◆ **EXERCISE DIRECTIONS**: Locate the string "reading" in the listing below. Copy every line where it is found.

◆ **DATA TO PROCESS**:
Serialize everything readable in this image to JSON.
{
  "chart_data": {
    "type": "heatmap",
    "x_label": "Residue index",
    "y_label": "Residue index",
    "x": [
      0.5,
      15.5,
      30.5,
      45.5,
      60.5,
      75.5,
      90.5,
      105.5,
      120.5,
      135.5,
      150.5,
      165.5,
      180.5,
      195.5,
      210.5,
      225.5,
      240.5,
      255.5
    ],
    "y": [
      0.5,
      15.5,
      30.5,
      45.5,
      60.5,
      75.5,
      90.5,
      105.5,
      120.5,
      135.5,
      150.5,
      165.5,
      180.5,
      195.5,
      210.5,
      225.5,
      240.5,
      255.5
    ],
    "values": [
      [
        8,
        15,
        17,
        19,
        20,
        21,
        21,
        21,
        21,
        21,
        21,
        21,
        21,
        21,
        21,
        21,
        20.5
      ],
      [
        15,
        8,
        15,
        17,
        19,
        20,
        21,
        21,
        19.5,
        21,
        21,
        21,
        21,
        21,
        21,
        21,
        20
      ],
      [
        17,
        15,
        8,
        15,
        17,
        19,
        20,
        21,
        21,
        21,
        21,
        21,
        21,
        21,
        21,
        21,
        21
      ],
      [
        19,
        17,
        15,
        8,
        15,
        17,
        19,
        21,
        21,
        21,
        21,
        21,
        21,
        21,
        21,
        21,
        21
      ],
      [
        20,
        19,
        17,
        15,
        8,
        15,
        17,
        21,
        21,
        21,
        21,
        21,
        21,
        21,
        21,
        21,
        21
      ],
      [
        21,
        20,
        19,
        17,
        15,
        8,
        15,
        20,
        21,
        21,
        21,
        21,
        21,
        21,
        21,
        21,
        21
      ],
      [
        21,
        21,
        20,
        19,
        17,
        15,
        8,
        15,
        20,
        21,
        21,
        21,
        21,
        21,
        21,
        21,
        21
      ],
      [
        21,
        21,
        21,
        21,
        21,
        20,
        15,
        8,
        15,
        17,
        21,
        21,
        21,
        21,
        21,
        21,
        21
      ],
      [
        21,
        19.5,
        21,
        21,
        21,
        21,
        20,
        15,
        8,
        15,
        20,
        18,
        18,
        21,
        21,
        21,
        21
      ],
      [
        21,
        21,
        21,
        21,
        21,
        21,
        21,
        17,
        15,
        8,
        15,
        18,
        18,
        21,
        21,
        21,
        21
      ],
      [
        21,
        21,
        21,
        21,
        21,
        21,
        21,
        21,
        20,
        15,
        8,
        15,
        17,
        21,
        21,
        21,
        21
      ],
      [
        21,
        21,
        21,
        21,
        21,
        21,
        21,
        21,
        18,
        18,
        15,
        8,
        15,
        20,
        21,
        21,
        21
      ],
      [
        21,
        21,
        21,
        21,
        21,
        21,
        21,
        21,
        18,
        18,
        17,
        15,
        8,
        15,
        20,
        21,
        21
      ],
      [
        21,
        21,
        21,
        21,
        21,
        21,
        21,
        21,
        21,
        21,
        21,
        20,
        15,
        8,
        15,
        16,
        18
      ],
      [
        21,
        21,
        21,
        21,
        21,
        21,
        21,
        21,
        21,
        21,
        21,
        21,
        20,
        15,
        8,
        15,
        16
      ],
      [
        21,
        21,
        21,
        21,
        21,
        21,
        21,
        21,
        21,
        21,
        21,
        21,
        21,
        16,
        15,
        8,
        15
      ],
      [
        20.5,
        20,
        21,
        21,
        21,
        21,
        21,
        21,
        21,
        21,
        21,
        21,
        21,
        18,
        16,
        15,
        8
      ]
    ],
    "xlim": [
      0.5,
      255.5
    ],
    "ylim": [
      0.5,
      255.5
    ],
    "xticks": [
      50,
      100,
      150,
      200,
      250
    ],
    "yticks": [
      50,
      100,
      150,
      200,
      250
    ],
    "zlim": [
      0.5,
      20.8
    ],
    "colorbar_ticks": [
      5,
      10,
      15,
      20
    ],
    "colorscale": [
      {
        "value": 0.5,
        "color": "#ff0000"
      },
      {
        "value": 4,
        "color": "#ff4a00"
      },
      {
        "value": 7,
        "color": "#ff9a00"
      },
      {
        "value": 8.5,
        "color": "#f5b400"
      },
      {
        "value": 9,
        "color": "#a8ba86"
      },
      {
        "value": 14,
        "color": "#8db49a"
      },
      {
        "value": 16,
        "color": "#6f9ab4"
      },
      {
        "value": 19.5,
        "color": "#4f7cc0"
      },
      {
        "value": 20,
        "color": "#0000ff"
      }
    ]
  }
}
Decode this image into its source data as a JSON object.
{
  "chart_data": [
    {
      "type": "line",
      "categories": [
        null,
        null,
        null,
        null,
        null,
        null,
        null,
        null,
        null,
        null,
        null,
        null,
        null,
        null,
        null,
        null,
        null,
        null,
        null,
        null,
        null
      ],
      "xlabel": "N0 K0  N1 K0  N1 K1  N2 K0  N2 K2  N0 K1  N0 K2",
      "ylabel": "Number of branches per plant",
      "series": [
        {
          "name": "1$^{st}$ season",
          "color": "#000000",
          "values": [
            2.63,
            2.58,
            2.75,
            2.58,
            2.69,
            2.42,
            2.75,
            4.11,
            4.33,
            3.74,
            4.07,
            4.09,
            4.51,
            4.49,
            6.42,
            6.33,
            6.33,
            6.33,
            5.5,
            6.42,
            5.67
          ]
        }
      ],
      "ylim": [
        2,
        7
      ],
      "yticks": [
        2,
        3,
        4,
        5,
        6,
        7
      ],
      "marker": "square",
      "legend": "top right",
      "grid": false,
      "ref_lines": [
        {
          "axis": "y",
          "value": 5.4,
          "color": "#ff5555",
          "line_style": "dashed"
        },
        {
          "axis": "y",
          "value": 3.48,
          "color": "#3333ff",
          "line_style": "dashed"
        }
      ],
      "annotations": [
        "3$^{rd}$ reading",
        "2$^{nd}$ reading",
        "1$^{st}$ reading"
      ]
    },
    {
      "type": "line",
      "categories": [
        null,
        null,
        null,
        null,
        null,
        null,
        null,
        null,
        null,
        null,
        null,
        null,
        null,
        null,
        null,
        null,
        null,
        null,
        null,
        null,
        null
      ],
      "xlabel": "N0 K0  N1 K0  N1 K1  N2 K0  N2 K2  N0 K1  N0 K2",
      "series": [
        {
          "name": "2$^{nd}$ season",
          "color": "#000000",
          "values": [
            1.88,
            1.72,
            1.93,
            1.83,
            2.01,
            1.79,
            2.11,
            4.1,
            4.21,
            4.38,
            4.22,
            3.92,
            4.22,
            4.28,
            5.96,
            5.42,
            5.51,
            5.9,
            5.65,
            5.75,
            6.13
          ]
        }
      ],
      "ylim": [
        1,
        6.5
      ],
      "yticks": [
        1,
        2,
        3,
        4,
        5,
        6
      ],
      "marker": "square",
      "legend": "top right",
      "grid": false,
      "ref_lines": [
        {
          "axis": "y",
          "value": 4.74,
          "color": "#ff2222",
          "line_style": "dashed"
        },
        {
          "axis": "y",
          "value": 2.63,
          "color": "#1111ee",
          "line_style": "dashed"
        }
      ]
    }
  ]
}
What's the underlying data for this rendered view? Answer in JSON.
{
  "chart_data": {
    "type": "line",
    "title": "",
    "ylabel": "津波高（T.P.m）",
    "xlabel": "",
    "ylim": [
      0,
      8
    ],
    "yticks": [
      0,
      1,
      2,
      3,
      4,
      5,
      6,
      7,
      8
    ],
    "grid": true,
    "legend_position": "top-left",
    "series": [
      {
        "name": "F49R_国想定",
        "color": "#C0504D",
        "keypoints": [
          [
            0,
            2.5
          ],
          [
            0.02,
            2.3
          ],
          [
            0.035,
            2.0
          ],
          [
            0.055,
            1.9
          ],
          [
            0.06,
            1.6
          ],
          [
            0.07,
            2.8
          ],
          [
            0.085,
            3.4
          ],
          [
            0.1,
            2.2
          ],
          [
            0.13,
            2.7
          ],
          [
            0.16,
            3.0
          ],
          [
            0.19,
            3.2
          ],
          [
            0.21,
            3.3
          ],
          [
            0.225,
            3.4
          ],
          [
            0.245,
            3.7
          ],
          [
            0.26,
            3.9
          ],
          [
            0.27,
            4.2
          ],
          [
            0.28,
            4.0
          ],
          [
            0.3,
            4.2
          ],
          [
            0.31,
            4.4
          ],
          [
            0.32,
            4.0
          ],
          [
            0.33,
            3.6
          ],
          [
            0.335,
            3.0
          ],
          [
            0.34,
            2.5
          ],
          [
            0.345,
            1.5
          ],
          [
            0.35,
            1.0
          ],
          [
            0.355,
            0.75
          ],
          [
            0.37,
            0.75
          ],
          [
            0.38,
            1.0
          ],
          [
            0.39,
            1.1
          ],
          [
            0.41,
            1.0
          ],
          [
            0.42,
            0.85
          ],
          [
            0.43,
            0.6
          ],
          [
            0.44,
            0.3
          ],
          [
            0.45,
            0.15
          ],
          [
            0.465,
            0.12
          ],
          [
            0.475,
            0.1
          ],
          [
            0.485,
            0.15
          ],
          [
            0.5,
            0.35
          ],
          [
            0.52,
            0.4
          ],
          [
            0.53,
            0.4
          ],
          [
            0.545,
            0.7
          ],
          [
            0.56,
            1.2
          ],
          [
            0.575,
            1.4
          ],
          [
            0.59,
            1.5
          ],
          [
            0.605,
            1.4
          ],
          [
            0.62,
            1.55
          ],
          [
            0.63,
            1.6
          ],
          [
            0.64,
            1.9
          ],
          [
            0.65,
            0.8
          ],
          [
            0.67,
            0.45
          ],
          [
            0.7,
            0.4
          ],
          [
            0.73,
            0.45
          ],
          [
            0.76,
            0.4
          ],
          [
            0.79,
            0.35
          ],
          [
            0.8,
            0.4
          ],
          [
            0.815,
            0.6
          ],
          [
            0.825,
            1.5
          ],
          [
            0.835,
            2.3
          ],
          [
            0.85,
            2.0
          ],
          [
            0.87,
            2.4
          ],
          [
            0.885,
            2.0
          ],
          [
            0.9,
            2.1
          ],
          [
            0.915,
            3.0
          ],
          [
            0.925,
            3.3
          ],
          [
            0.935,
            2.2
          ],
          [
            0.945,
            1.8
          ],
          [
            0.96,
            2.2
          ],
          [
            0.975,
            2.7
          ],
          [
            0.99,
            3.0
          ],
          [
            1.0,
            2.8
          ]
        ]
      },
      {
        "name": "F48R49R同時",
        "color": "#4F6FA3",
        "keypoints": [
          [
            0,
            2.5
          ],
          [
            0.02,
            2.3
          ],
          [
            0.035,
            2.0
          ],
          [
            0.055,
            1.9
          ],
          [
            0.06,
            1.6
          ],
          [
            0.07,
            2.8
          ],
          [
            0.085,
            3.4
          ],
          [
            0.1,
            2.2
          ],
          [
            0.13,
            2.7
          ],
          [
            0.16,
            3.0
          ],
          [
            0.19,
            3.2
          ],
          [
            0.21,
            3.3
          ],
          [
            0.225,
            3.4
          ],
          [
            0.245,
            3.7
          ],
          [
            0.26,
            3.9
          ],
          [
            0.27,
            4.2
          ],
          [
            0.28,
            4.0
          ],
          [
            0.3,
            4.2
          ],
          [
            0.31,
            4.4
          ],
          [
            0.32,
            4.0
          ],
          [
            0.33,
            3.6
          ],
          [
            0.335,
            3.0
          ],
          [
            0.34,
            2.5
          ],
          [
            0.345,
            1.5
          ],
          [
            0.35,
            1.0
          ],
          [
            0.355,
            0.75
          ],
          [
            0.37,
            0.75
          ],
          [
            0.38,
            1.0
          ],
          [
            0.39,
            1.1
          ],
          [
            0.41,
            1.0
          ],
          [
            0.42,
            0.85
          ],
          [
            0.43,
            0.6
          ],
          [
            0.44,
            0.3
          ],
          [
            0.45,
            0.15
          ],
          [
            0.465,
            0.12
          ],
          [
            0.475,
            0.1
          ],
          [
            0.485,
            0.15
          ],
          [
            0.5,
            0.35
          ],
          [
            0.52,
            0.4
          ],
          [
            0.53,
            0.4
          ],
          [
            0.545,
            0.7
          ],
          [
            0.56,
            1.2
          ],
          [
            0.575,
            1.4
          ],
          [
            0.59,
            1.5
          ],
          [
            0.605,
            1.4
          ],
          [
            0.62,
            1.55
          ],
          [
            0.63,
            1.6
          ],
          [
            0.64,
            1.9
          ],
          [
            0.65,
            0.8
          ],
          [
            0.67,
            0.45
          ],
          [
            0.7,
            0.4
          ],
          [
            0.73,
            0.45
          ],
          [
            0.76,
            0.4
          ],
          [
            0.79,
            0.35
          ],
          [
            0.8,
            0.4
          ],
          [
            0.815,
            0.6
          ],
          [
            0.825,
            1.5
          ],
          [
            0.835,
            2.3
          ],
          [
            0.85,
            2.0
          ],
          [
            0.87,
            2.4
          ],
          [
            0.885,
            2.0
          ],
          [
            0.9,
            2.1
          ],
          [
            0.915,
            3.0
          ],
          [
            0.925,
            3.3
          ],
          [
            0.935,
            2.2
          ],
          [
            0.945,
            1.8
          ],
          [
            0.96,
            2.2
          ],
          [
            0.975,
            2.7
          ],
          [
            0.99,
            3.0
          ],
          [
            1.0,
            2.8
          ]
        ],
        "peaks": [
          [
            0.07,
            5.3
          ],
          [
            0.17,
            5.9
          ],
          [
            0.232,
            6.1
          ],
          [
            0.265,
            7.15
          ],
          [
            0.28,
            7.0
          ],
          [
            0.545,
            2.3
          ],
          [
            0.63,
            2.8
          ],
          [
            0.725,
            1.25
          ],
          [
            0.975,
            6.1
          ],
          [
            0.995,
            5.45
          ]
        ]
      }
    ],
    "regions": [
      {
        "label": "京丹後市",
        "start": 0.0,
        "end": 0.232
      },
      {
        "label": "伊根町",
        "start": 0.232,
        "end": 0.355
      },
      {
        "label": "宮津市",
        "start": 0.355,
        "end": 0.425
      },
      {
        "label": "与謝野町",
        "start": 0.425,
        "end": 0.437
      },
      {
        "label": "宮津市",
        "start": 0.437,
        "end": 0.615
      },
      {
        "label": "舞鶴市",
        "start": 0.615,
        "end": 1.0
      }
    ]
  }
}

◆ **EXERCISE RESPONSE**:
        "3$^{rd}$ reading",
        "2$^{nd}$ reading",
        "1$^{st}$ reading"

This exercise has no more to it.